>>>>

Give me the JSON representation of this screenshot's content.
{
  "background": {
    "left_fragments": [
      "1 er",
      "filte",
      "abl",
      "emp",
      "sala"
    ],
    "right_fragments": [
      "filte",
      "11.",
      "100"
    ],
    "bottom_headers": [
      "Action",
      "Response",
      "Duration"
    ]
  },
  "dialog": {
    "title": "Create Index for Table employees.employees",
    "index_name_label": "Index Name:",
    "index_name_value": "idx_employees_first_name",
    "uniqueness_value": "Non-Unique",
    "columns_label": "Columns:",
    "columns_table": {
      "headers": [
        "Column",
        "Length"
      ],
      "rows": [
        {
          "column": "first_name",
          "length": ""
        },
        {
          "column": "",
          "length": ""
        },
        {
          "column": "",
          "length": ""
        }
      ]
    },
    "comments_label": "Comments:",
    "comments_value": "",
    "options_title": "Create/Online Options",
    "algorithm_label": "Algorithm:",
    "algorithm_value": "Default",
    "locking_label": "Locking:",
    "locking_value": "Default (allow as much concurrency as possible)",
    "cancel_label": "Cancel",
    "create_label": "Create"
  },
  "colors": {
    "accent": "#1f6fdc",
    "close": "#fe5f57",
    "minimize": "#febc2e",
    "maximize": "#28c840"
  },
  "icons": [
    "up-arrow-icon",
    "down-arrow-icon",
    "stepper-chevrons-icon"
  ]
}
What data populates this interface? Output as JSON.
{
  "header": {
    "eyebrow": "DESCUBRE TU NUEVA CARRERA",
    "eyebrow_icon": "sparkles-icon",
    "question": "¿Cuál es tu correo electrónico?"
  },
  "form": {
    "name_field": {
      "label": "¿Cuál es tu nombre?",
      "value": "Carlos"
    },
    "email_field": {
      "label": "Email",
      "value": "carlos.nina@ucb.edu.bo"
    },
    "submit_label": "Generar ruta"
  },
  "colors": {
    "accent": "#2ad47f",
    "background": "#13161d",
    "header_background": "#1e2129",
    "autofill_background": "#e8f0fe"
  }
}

<<<<

## GOAL
Find every line that has "this" in it, then return those lines.

## FINISHED EXERCISE
Give me the JSON representation of this screenshot's content.
What data populates this interface? Output as JSON.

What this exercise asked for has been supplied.